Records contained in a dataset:
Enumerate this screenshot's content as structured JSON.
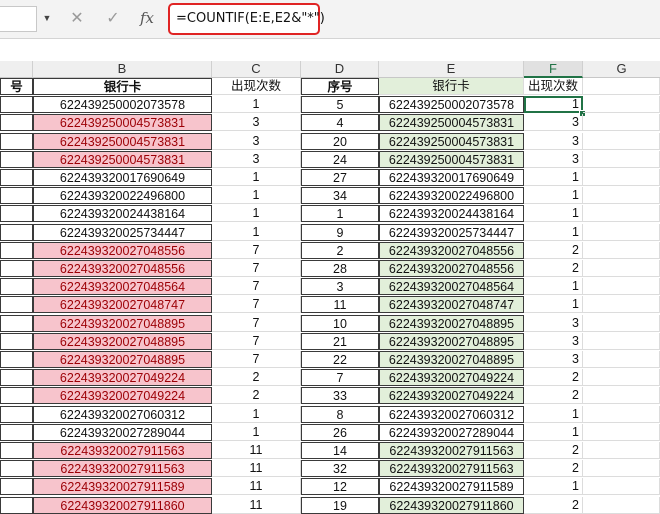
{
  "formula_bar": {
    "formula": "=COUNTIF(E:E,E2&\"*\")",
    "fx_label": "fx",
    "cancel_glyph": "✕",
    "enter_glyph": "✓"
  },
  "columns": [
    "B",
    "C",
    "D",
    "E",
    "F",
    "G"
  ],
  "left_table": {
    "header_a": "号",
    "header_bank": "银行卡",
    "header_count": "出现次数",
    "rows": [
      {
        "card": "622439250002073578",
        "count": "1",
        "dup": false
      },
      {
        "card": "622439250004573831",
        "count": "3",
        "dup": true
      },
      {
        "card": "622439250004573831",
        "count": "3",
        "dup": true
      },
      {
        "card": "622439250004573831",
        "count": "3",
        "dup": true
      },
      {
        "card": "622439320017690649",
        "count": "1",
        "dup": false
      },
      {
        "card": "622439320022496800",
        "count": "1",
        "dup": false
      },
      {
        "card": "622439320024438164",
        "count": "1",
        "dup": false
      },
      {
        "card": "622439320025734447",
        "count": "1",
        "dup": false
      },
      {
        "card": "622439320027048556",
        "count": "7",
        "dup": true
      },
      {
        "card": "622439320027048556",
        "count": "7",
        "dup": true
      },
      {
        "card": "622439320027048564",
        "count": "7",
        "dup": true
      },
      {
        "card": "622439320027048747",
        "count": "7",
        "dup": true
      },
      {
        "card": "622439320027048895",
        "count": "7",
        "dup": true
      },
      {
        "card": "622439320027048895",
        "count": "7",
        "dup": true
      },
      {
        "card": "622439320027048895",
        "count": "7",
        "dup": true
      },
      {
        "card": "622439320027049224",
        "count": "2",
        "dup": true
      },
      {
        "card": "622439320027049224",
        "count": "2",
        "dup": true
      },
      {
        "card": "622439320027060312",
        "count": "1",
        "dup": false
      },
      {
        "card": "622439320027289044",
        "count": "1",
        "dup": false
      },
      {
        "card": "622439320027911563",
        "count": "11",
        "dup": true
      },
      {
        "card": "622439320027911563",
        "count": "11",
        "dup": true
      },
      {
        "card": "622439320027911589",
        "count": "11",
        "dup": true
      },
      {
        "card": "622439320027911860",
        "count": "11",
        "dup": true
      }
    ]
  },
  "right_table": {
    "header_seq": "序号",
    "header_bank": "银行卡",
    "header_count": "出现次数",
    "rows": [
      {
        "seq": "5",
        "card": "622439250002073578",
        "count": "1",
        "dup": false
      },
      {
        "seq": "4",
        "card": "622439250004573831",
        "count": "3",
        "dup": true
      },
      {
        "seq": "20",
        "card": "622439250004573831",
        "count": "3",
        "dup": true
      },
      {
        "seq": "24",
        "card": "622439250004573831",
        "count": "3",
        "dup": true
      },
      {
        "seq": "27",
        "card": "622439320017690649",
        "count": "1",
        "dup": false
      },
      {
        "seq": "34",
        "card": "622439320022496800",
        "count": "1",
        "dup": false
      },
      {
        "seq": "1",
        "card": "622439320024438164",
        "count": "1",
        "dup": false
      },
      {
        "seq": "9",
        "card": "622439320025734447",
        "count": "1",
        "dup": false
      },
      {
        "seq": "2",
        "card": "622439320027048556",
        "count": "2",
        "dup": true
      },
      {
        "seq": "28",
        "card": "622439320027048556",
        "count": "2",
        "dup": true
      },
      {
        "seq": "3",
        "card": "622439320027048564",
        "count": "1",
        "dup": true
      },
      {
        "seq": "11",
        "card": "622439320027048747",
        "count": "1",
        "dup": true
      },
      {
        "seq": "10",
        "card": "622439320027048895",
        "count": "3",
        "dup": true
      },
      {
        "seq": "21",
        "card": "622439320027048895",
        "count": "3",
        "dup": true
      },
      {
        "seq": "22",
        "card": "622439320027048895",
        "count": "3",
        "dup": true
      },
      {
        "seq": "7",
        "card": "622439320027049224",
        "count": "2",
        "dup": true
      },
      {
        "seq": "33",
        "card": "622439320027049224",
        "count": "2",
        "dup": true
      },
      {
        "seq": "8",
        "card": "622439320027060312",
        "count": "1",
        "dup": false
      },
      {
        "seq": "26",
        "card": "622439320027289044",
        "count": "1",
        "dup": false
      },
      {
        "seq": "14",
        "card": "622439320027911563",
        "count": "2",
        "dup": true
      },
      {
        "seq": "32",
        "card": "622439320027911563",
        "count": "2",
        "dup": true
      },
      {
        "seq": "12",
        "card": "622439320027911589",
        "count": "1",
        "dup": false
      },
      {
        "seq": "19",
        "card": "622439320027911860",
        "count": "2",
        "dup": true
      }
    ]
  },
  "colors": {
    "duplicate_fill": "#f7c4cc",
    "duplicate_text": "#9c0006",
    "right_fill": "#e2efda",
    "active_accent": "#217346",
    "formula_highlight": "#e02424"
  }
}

To be done: Return the listing above unchanged, apart from dropping its pictures.

Task answer:
Enumerate this screenshot's content as structured JSON.
{
  "formula_bar": {
    "formula": "=COUNTIF(E:E,E2&\"*\")",
    "fx_label": "fx",
    "cancel_glyph": "✕",
    "enter_glyph": "✓"
  },
  "columns": [
    "B",
    "C",
    "D",
    "E",
    "F",
    "G"
  ],
  "left_table": {
    "header_a": "号",
    "header_bank": "银行卡",
    "header_count": "出现次数",
    "rows": [
      {
        "card": "622439250002073578",
        "count": "1",
        "dup": false
      },
      {
        "card": "622439250004573831",
        "count": "3",
        "dup": true
      },
      {
        "card": "622439250004573831",
        "count": "3",
        "dup": true
      },
      {
        "card": "622439250004573831",
        "count": "3",
        "dup": true
      },
      {
        "card": "622439320017690649",
        "count": "1",
        "dup": false
      },
      {
        "card": "622439320022496800",
        "count": "1",
        "dup": false
      },
      {
        "card": "622439320024438164",
        "count": "1",
        "dup": false
      },
      {
        "card": "622439320025734447",
        "count": "1",
        "dup": false
      },
      {
        "card": "622439320027048556",
        "count": "7",
        "dup": true
      },
      {
        "card": "622439320027048556",
        "count": "7",
        "dup": true
      },
      {
        "card": "622439320027048564",
        "count": "7",
        "dup": true
      },
      {
        "card": "622439320027048747",
        "count": "7",
        "dup": true
      },
      {
        "card": "622439320027048895",
        "count": "7",
        "dup": true
      },
      {
        "card": "622439320027048895",
        "count": "7",
        "dup": true
      },
      {
        "card": "622439320027048895",
        "count": "7",
        "dup": true
      },
      {
        "card": "622439320027049224",
        "count": "2",
        "dup": true
      },
      {
        "card": "622439320027049224",
        "count": "2",
        "dup": true
      },
      {
        "card": "622439320027060312",
        "count": "1",
        "dup": false
      },
      {
        "card": "622439320027289044",
        "count": "1",
        "dup": false
      },
      {
        "card": "622439320027911563",
        "count": "11",
        "dup": true
      },
      {
        "card": "622439320027911563",
        "count": "11",
        "dup": true
      },
      {
        "card": "622439320027911589",
        "count": "11",
        "dup": true
      },
      {
        "card": "622439320027911860",
        "count": "11",
        "dup": true
      }
    ]
  },
  "right_table": {
    "header_seq": "序号",
    "header_bank": "银行卡",
    "header_count": "出现次数",
    "rows": [
      {
        "seq": "5",
        "card": "622439250002073578",
        "count": "1",
        "dup": false
      },
      {
        "seq": "4",
        "card": "622439250004573831",
        "count": "3",
        "dup": true
      },
      {
        "seq": "20",
        "card": "622439250004573831",
        "count": "3",
        "dup": true
      },
      {
        "seq": "24",
        "card": "622439250004573831",
        "count": "3",
        "dup": true
      },
      {
        "seq": "27",
        "card": "622439320017690649",
        "count": "1",
        "dup": false
      },
      {
        "seq": "34",
        "card": "622439320022496800",
        "count": "1",
        "dup": false
      },
      {
        "seq": "1",
        "card": "622439320024438164",
        "count": "1",
        "dup": false
      },
      {
        "seq": "9",
        "card": "622439320025734447",
        "count": "1",
        "dup": false
      },
      {
        "seq": "2",
        "card": "622439320027048556",
        "count": "2",
        "dup": true
      },
      {
        "seq": "28",
        "card": "622439320027048556",
        "count": "2",
        "dup": true
      },
      {
        "seq": "3",
        "card": "622439320027048564",
        "count": "1",
        "dup": true
      },
      {
        "seq": "11",
        "card": "622439320027048747",
        "count": "1",
        "dup": true
      },
      {
        "seq": "10",
        "card": "622439320027048895",
        "count": "3",
        "dup": true
      },
      {
        "seq": "21",
        "card": "622439320027048895",
        "count": "3",
        "dup": true
      },
      {
        "seq": "22",
        "card": "622439320027048895",
        "count": "3",
        "dup": true
      },
      {
        "seq": "7",
        "card": "622439320027049224",
        "count": "2",
        "dup": true
      },
      {
        "seq": "33",
        "card": "622439320027049224",
        "count": "2",
        "dup": true
      },
      {
        "seq": "8",
        "card": "622439320027060312",
        "count": "1",
        "dup": false
      },
      {
        "seq": "26",
        "card": "622439320027289044",
        "count": "1",
        "dup": false
      },
      {
        "seq": "14",
        "card": "622439320027911563",
        "count": "2",
        "dup": true
      },
      {
        "seq": "32",
        "card": "622439320027911563",
        "count": "2",
        "dup": true
      },
      {
        "seq": "12",
        "card": "622439320027911589",
        "count": "1",
        "dup": false
      },
      {
        "seq": "19",
        "card": "622439320027911860",
        "count": "2",
        "dup": true
      }
    ]
  },
  "colors": {
    "duplicate_fill": "#f7c4cc",
    "duplicate_text": "#9c0006",
    "right_fill": "#e2efda",
    "active_accent": "#217346",
    "formula_highlight": "#e02424"
  }
}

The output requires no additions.